┏━━
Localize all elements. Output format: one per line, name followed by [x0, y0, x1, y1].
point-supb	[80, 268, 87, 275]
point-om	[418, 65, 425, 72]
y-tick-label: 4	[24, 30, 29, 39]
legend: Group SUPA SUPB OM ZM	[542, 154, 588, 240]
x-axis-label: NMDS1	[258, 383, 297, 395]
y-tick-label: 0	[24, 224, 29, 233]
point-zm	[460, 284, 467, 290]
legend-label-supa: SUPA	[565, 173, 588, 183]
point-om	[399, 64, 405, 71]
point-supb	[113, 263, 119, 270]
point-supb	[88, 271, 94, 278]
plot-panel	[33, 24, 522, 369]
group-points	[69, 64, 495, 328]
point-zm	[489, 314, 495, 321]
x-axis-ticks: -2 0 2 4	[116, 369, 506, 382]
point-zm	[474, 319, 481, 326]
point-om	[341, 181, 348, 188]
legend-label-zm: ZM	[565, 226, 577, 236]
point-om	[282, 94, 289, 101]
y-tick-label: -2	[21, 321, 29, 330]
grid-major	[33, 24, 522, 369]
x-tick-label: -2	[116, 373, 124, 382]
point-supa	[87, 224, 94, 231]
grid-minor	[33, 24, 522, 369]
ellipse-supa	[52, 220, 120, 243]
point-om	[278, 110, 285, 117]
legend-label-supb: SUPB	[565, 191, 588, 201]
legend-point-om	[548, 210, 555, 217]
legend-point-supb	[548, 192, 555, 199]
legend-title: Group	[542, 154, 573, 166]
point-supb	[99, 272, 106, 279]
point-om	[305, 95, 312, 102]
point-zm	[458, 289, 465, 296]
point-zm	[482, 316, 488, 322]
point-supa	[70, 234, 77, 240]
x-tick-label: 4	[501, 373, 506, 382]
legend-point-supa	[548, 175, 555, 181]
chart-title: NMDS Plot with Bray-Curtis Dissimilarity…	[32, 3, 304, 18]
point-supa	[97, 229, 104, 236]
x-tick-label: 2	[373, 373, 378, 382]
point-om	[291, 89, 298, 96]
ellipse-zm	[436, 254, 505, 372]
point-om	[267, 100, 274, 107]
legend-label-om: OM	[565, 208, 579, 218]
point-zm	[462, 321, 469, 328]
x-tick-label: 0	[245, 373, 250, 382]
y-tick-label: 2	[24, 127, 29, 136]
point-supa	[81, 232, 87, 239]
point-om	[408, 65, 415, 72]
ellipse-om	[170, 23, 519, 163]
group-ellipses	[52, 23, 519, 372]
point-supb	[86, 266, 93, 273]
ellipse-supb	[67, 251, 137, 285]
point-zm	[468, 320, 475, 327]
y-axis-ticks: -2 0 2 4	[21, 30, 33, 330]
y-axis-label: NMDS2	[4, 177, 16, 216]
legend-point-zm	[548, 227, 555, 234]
┗━━
> EXERCISE GOAL: Print all of the rows above again, unchanged and in the same order.

> OUTPUT FOR THIS TASK:
Localize all elements. Output format: one per line, name followed by [x0, y0, x1, y1].
point-supb	[80, 268, 87, 275]
point-om	[418, 65, 425, 72]
y-tick-label: 4	[24, 30, 29, 39]
legend: Group SUPA SUPB OM ZM	[542, 154, 588, 240]
x-axis-label: NMDS1	[258, 383, 297, 395]
y-tick-label: 0	[24, 224, 29, 233]
point-zm	[460, 284, 467, 290]
legend-label-supa: SUPA	[565, 173, 588, 183]
point-om	[399, 64, 405, 71]
point-supb	[113, 263, 119, 270]
point-supb	[88, 271, 94, 278]
plot-panel	[33, 24, 522, 369]
group-points	[69, 64, 495, 328]
point-zm	[489, 314, 495, 321]
x-axis-ticks: -2 0 2 4	[116, 369, 506, 382]
point-zm	[474, 319, 481, 326]
point-om	[341, 181, 348, 188]
legend-label-zm: ZM	[565, 226, 577, 236]
point-om	[282, 94, 289, 101]
y-tick-label: -2	[21, 321, 29, 330]
grid-major	[33, 24, 522, 369]
x-tick-label: -2	[116, 373, 124, 382]
point-supa	[87, 224, 94, 231]
grid-minor	[33, 24, 522, 369]
ellipse-supa	[52, 220, 120, 243]
point-om	[278, 110, 285, 117]
legend-label-supb: SUPB	[565, 191, 588, 201]
legend-point-om	[548, 210, 555, 217]
legend-point-supb	[548, 192, 555, 199]
legend-title: Group	[542, 154, 573, 166]
point-supb	[99, 272, 106, 279]
point-om	[305, 95, 312, 102]
point-zm	[458, 289, 465, 296]
point-zm	[482, 316, 488, 322]
point-supa	[70, 234, 77, 240]
x-tick-label: 4	[501, 373, 506, 382]
legend-point-supa	[548, 175, 555, 181]
chart-title: NMDS Plot with Bray-Curtis Dissimilarity…	[32, 3, 304, 18]
point-supa	[97, 229, 104, 236]
x-tick-label: 2	[373, 373, 378, 382]
point-om	[291, 89, 298, 96]
ellipse-zm	[436, 254, 505, 372]
point-om	[267, 100, 274, 107]
legend-label-om: OM	[565, 208, 579, 218]
point-zm	[462, 321, 469, 328]
x-tick-label: 0	[245, 373, 250, 382]
y-tick-label: 2	[24, 127, 29, 136]
point-supa	[81, 232, 87, 239]
point-om	[408, 65, 415, 72]
ellipse-om	[170, 23, 519, 163]
group-ellipses	[52, 23, 519, 372]
point-supb	[86, 266, 93, 273]
ellipse-supb	[67, 251, 137, 285]
point-zm	[468, 320, 475, 327]
y-axis-ticks: -2 0 2 4	[21, 30, 33, 330]
y-axis-label: NMDS2	[4, 177, 16, 216]
legend-point-zm	[548, 227, 555, 234]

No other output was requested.